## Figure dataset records
+-------+

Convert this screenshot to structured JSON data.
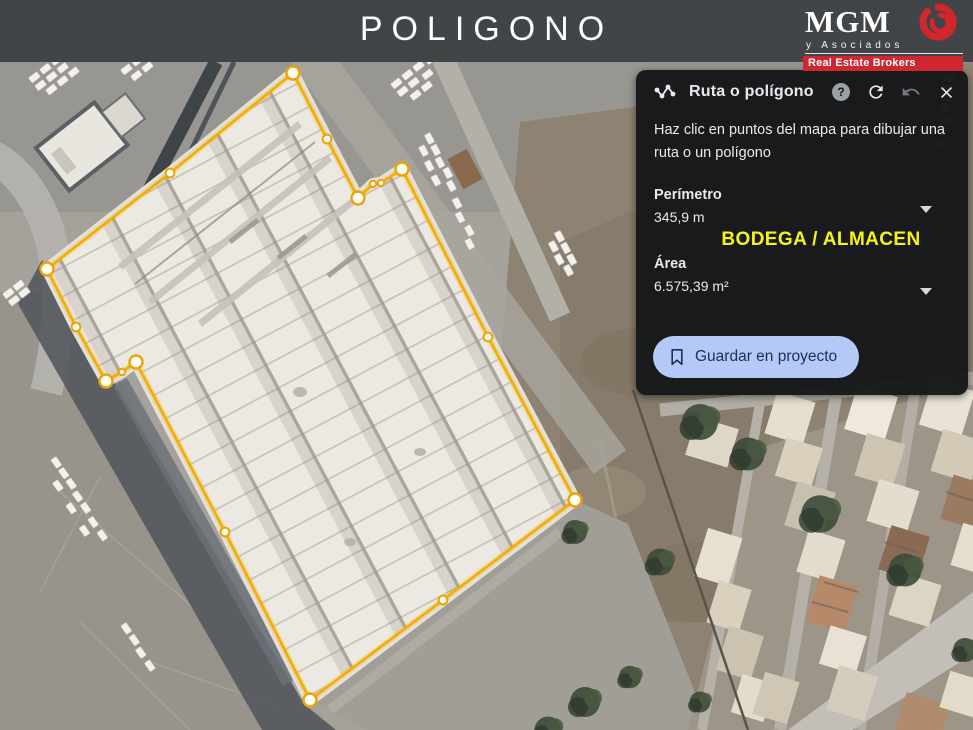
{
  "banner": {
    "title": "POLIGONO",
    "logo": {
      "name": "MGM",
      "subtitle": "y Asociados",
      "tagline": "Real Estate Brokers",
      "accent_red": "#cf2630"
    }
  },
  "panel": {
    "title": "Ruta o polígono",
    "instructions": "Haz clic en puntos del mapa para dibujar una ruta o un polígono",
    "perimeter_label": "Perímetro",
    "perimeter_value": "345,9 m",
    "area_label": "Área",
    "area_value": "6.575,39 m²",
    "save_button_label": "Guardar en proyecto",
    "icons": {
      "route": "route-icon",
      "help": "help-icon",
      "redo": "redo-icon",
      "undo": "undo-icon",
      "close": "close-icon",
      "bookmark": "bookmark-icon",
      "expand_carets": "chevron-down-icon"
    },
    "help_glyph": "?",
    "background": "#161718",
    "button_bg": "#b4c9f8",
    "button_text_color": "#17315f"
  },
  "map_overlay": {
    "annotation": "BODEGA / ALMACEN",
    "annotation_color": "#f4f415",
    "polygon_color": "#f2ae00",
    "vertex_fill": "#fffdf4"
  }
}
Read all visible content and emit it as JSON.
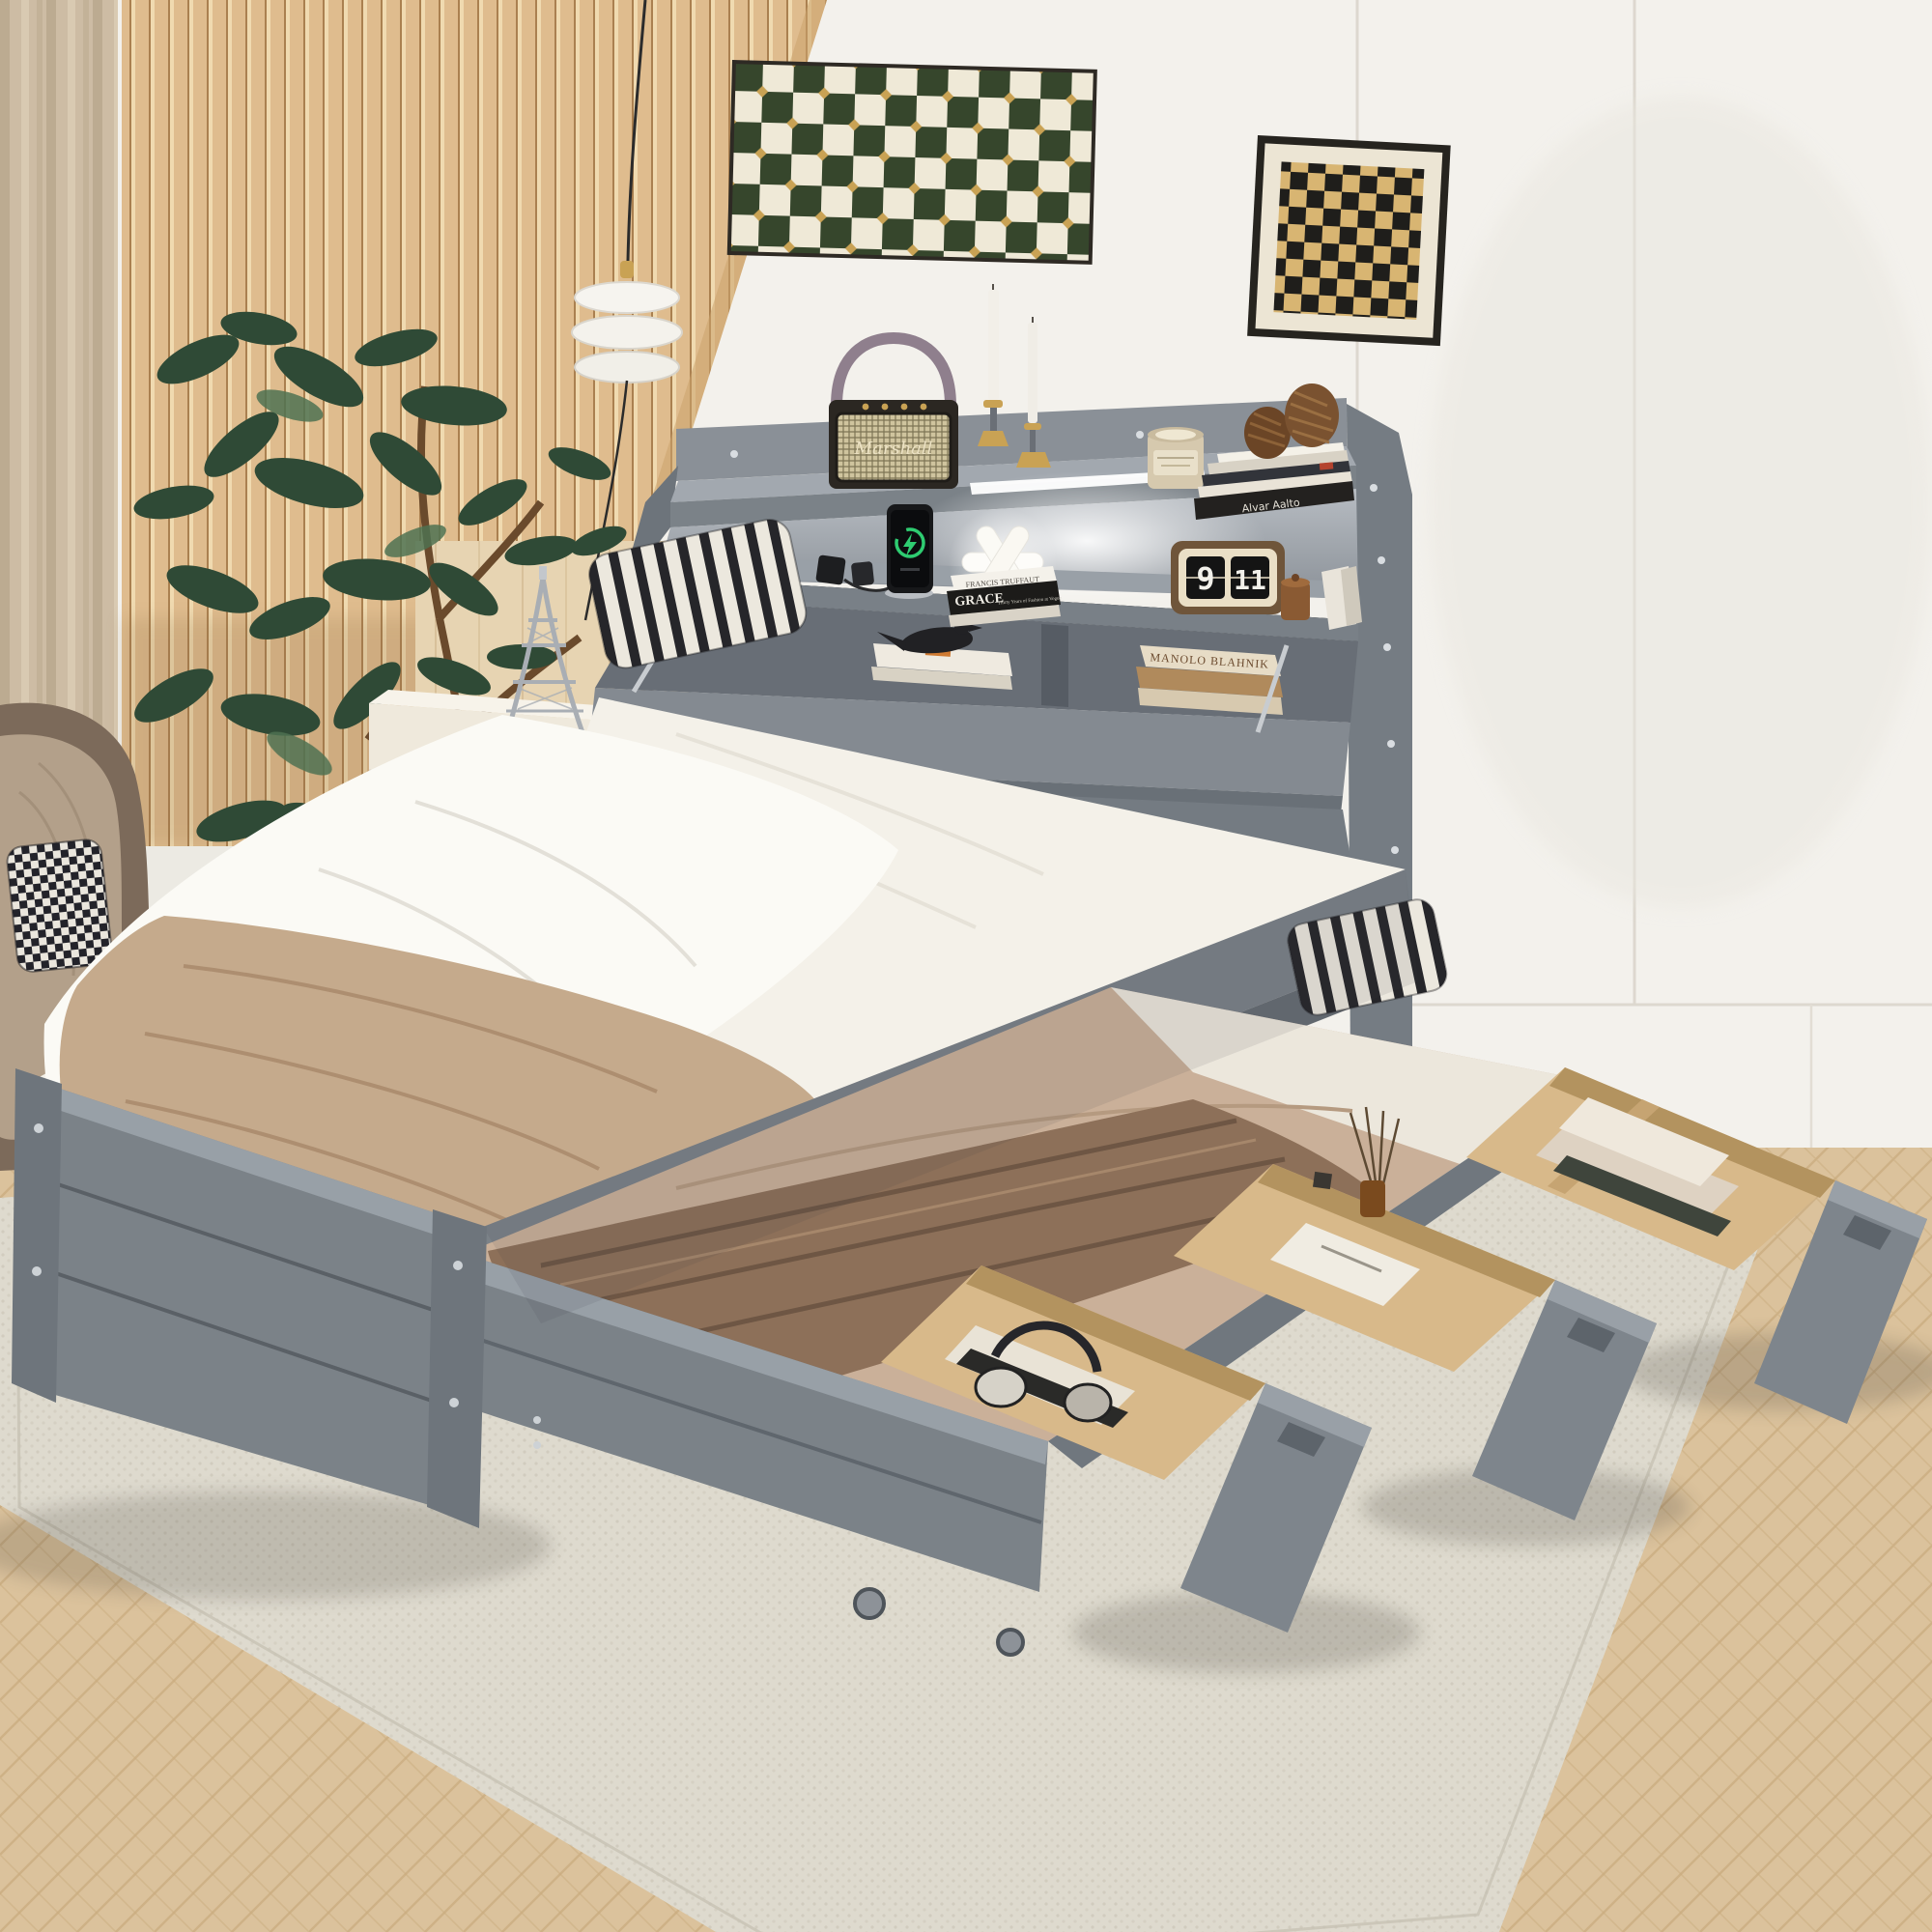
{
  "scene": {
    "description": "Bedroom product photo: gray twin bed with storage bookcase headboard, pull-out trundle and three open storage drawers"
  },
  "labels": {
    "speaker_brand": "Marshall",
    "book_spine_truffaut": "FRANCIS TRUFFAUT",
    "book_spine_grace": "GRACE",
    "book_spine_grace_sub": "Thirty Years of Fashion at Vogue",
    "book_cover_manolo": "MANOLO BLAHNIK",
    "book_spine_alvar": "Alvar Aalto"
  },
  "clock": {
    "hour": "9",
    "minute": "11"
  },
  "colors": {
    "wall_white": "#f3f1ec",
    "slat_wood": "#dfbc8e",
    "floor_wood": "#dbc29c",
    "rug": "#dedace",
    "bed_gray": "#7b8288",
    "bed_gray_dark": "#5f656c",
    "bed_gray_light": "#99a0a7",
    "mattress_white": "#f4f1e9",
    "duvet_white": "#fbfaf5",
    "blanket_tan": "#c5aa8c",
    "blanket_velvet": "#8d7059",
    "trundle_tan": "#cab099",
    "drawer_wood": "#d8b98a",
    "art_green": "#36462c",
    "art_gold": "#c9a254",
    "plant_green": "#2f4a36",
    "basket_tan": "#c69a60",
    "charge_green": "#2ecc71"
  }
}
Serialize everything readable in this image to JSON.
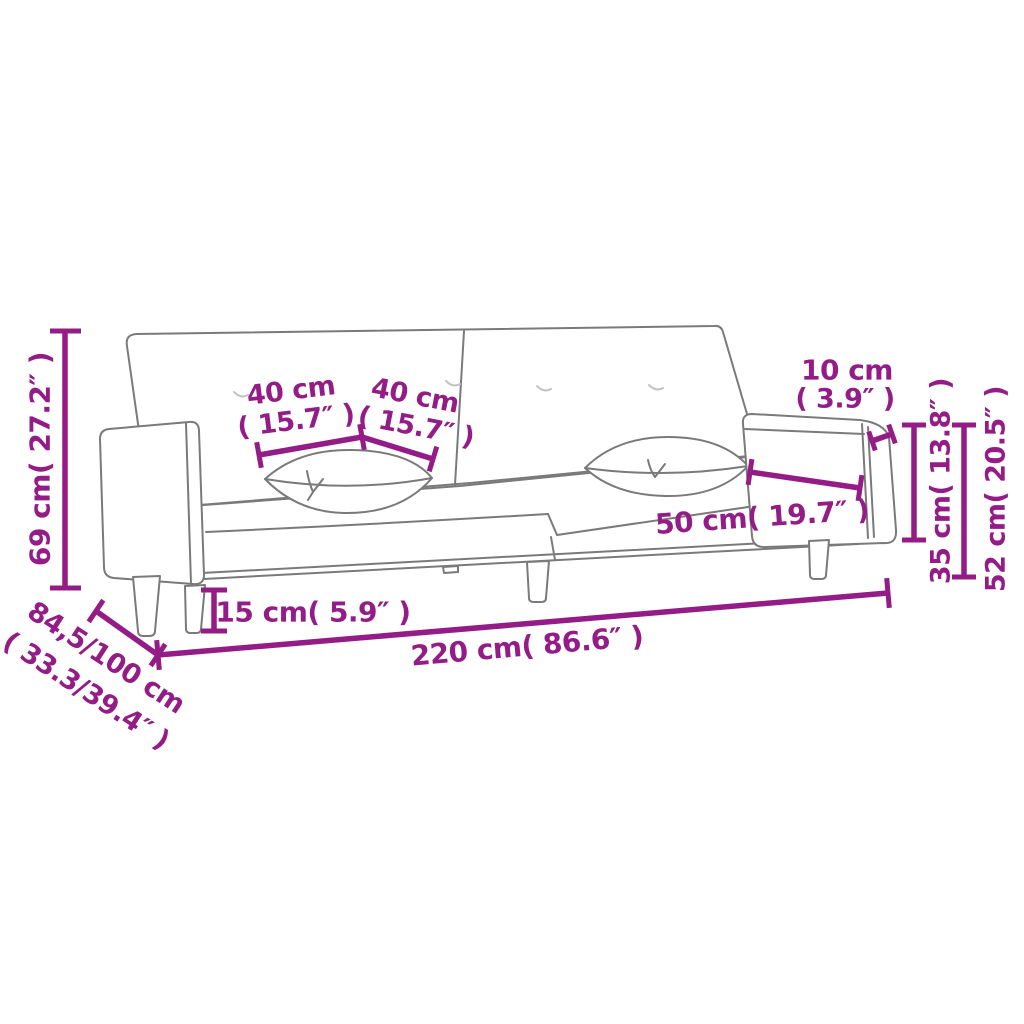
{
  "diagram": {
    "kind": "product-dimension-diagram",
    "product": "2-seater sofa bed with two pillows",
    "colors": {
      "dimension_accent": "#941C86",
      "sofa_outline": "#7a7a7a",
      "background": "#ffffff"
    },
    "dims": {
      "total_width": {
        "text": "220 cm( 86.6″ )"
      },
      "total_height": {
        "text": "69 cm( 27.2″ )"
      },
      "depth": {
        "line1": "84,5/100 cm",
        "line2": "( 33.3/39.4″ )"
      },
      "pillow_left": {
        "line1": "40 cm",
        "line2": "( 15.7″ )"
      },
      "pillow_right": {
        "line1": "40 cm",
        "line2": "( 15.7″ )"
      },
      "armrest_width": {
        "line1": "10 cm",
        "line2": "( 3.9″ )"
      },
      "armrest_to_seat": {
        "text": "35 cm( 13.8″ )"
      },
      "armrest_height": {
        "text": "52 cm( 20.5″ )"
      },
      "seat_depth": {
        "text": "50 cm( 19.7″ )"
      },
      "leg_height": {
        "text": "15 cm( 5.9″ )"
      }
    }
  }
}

+-------+

## YOUR GOAL
Provide only the number of lines in the records containing the string "background".

## TASK SOLUTION
2